***** Extracted information

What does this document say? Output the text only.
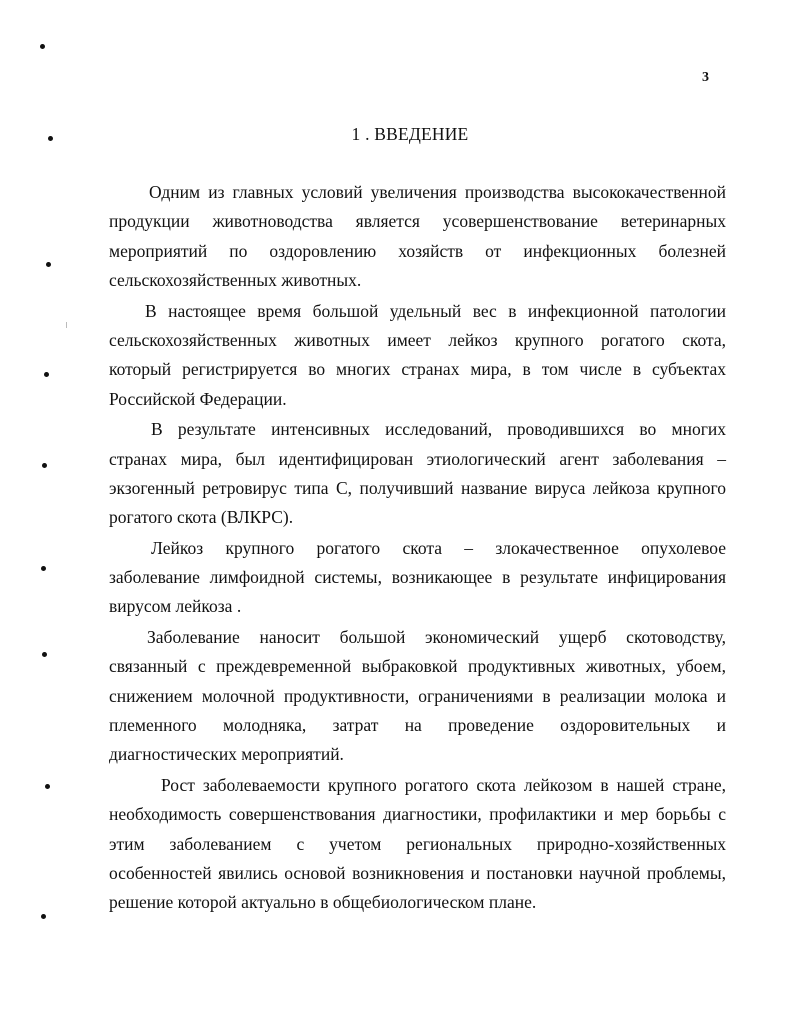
3
1 . ВВЕДЕНИЕ

Одним из главных условий увеличения производства высококачественной
продукции животноводства является усовершенствование ветеринарных
мероприятий по оздоровлению хозяйств от инфекционных болезней
сельскохозяйственных животных.

В настоящее время большой удельный вес в инфекционной патологии
сельскохозяйственных животных имеет лейкоз крупного рогатого скота,
который регистрируется во многих странах мира, в том числе в субъектах
Российской Федерации.

В результате интенсивных исследований, проводившихся во многих
странах мира, был идентифицирован этиологический агент заболевания –
экзогенный ретровирус типа С, получивший название вируса лейкоза крупного
рогатого скота (ВЛКРС).

Лейкоз крупного рогатого скота – злокачественное опухолевое
заболевание лимфоидной системы, возникающее в результате инфицирования
вирусом лейкоза .

Заболевание наносит большой экономический ущерб скотоводству,
связанный с преждевременной выбраковкой продуктивных животных, убоем,
снижением молочной продуктивности, ограничениями в реализации молока и
племенного молодняка, затрат на проведение оздоровительных и
диагностических мероприятий.

Рост заболеваемости крупного рогатого скота лейкозом в нашей стране,
необходимость совершенствования диагностики, профилактики и мер борьбы с
этим заболеванием с учетом региональных природно-хозяйственных
особенностей явились основой возникновения и постановки научной проблемы,
решение которой актуально в общебиологическом плане.
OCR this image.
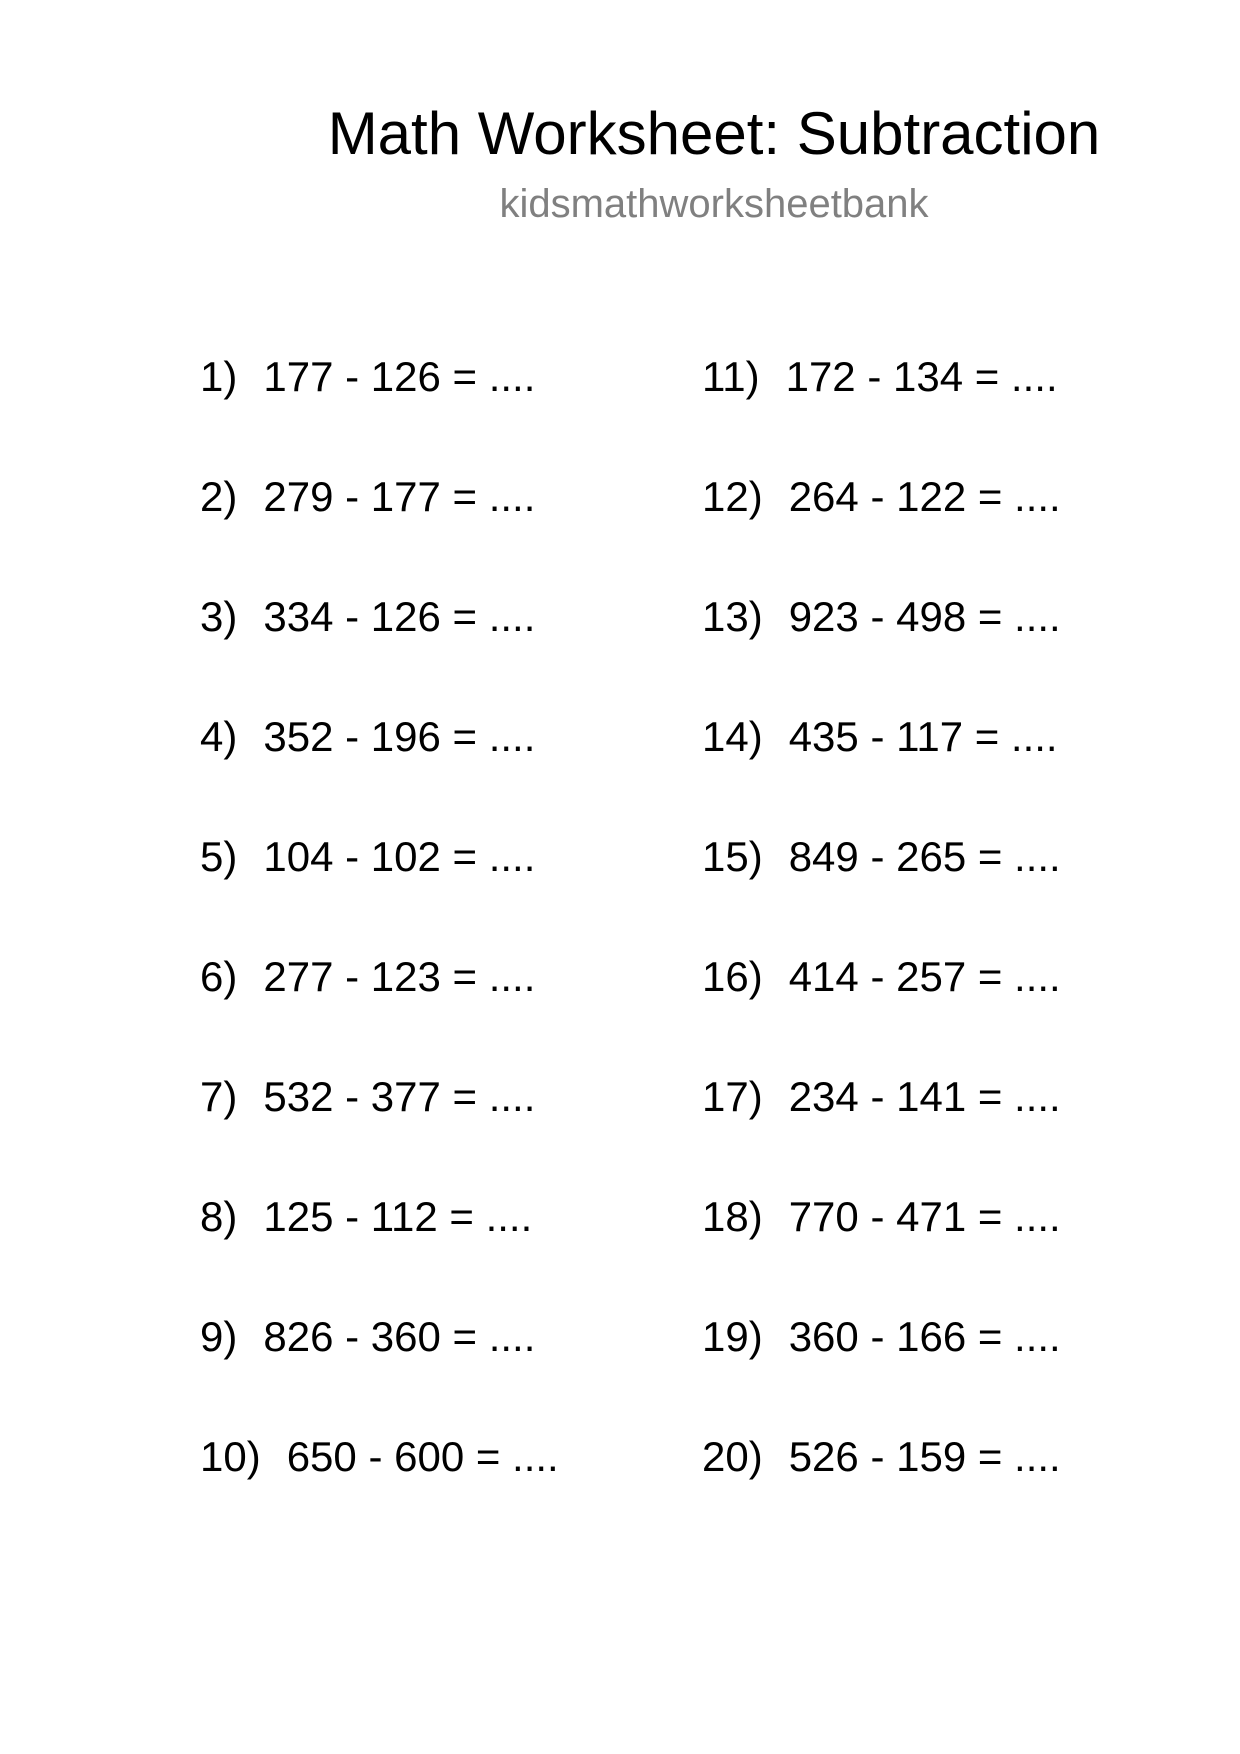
Math Worksheet: Subtraction
kidsmathworksheetbank
1) 177 - 126 = ....
2) 279 - 177 = ....
3) 334 - 126 = ....
4) 352 - 196 = ....
5) 104 - 102 = ....
6) 277 - 123 = ....
7) 532 - 377 = ....
8) 125 - 112 = ....
9) 826 - 360 = ....
10) 650 - 600 = ....
11) 172 - 134 = ....
12) 264 - 122 = ....
13) 923 - 498 = ....
14) 435 - 117 = ....
15) 849 - 265 = ....
16) 414 - 257 = ....
17) 234 - 141 = ....
18) 770 - 471 = ....
19) 360 - 166 = ....
20) 526 - 159 = ....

**********

Directive. Find every line in the records above that holds the word "многих", and copy each one.

Written solution.
который регистрируется во многих странах мира, в том числе в субъектах
В результате интенсивных исследований, проводившихся во многих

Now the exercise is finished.